> _What the task asks_
Write out every entry, unchanged. Skip any picture.

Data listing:
-- begin --
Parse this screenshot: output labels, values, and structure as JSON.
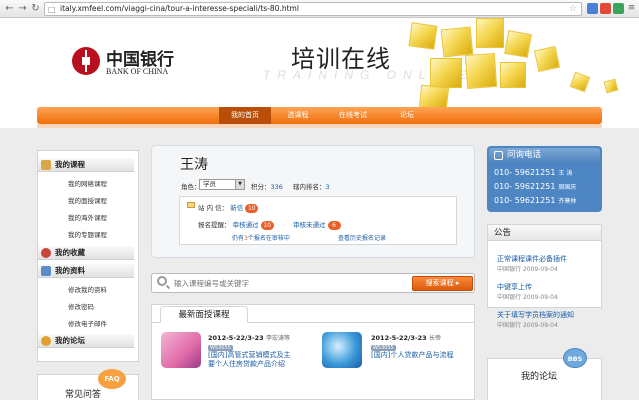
{
  "browser": {
    "url": "italy.xmfeel.com/viaggi-cina/tour-a-interesse-speciali/ts-80.html",
    "back_icon": "arrow-left-icon",
    "forward_icon": "arrow-right-icon",
    "reload_icon": "reload-icon",
    "star_icon": "star-icon"
  },
  "header": {
    "bank_name_cn": "中国银行",
    "bank_name_en": "BANK OF CHINA",
    "title_cn": "培训在线",
    "title_en": "TRAINING ONLINE"
  },
  "nav": {
    "items": [
      "我的首页",
      "选课程",
      "在线考试",
      "论坛"
    ],
    "active_index": 0
  },
  "sidebar": {
    "sections": [
      {
        "title": "我的课程",
        "items": [
          "我的网络课程",
          "我的面授课程",
          "我的海外课程",
          "我的专题课程"
        ]
      },
      {
        "title": "我的收藏",
        "items": []
      },
      {
        "title": "我的资料",
        "items": [
          "修改我的资料",
          "修改密码",
          "修改电子邮件"
        ]
      },
      {
        "title": "我的论坛",
        "items": []
      }
    ],
    "faq_label": "常见问答",
    "faq_badge": "FAQ"
  },
  "user": {
    "name": "王涛",
    "role_label": "角色：",
    "role_value": "学员",
    "points_label": "积分：",
    "points_value": "336",
    "rank_label": "辖内排名：",
    "rank_value": "3"
  },
  "messages": {
    "inbox_label": "站 内 信：",
    "inbox_link": "新信",
    "inbox_count": "10",
    "enroll_label": "报名提醒：",
    "approved_link": "审核通过",
    "approved_count": "10",
    "pending_link": "审核未通过",
    "pending_count": "6",
    "pending_note_pre": "仍有",
    "pending_note_num": "3",
    "pending_note_post": "个报名在审核中",
    "history_link": "查看历史报名记录"
  },
  "search": {
    "placeholder": "输入课程编号或关键字",
    "button_label": "搜索课程 ▸"
  },
  "courses": {
    "tab_label": "最新面授课程",
    "items": [
      {
        "date": "2012-5-22/3-23",
        "teacher": "李宏涛等",
        "code": "W53055",
        "title": "[国内]高管式营销模式及主要个人住房贷款产品介绍"
      },
      {
        "date": "2012-5-22/3-23",
        "teacher": "长帝",
        "code": "W53055",
        "title": "[国内]个人贷款产品与流程"
      }
    ]
  },
  "phone": {
    "heading": "问询电话",
    "rows": [
      {
        "number": "010- 59621251",
        "name": "王  涛"
      },
      {
        "number": "010- 59621251",
        "name": "周国庆"
      },
      {
        "number": "010- 59621251",
        "name": "齐寒林"
      }
    ]
  },
  "notices": {
    "heading": "公告",
    "items": [
      {
        "title": "正常课程课件必备插件",
        "source": "中国银行",
        "date": "2009-09-04"
      },
      {
        "title": "中键享上传",
        "source": "中国银行",
        "date": "2009-09-04"
      },
      {
        "title": "关于填写学员档案的通知",
        "source": "中国银行",
        "date": "2009-09-04"
      }
    ]
  },
  "forum": {
    "label": "我的论坛",
    "badge": "BBS"
  },
  "colors": {
    "nav_orange": "#f06e0c",
    "nav_active": "#b94f07",
    "link_blue": "#1a5ba6",
    "phone_blue": "#4d86c3",
    "bank_red": "#b8101f"
  }
}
-- end --
> _Answer to the problem_
Parse this screenshot: output labels, values, and structure as JSON.
{
  "browser": {
    "url": "italy.xmfeel.com/viaggi-cina/tour-a-interesse-speciali/ts-80.html",
    "back_icon": "arrow-left-icon",
    "forward_icon": "arrow-right-icon",
    "reload_icon": "reload-icon",
    "star_icon": "star-icon"
  },
  "header": {
    "bank_name_cn": "中国银行",
    "bank_name_en": "BANK OF CHINA",
    "title_cn": "培训在线",
    "title_en": "TRAINING ONLINE"
  },
  "nav": {
    "items": [
      "我的首页",
      "选课程",
      "在线考试",
      "论坛"
    ],
    "active_index": 0
  },
  "sidebar": {
    "sections": [
      {
        "title": "我的课程",
        "items": [
          "我的网络课程",
          "我的面授课程",
          "我的海外课程",
          "我的专题课程"
        ]
      },
      {
        "title": "我的收藏",
        "items": []
      },
      {
        "title": "我的资料",
        "items": [
          "修改我的资料",
          "修改密码",
          "修改电子邮件"
        ]
      },
      {
        "title": "我的论坛",
        "items": []
      }
    ],
    "faq_label": "常见问答",
    "faq_badge": "FAQ"
  },
  "user": {
    "name": "王涛",
    "role_label": "角色：",
    "role_value": "学员",
    "points_label": "积分：",
    "points_value": "336",
    "rank_label": "辖内排名：",
    "rank_value": "3"
  },
  "messages": {
    "inbox_label": "站 内 信：",
    "inbox_link": "新信",
    "inbox_count": "10",
    "enroll_label": "报名提醒：",
    "approved_link": "审核通过",
    "approved_count": "10",
    "pending_link": "审核未通过",
    "pending_count": "6",
    "pending_note_pre": "仍有",
    "pending_note_num": "3",
    "pending_note_post": "个报名在审核中",
    "history_link": "查看历史报名记录"
  },
  "search": {
    "placeholder": "输入课程编号或关键字",
    "button_label": "搜索课程 ▸"
  },
  "courses": {
    "tab_label": "最新面授课程",
    "items": [
      {
        "date": "2012-5-22/3-23",
        "teacher": "李宏涛等",
        "code": "W53055",
        "title": "[国内]高管式营销模式及主要个人住房贷款产品介绍"
      },
      {
        "date": "2012-5-22/3-23",
        "teacher": "长帝",
        "code": "W53055",
        "title": "[国内]个人贷款产品与流程"
      }
    ]
  },
  "phone": {
    "heading": "问询电话",
    "rows": [
      {
        "number": "010- 59621251",
        "name": "王  涛"
      },
      {
        "number": "010- 59621251",
        "name": "周国庆"
      },
      {
        "number": "010- 59621251",
        "name": "齐寒林"
      }
    ]
  },
  "notices": {
    "heading": "公告",
    "items": [
      {
        "title": "正常课程课件必备插件",
        "source": "中国银行",
        "date": "2009-09-04"
      },
      {
        "title": "中键享上传",
        "source": "中国银行",
        "date": "2009-09-04"
      },
      {
        "title": "关于填写学员档案的通知",
        "source": "中国银行",
        "date": "2009-09-04"
      }
    ]
  },
  "forum": {
    "label": "我的论坛",
    "badge": "BBS"
  },
  "colors": {
    "nav_orange": "#f06e0c",
    "nav_active": "#b94f07",
    "link_blue": "#1a5ba6",
    "phone_blue": "#4d86c3",
    "bank_red": "#b8101f"
  }
}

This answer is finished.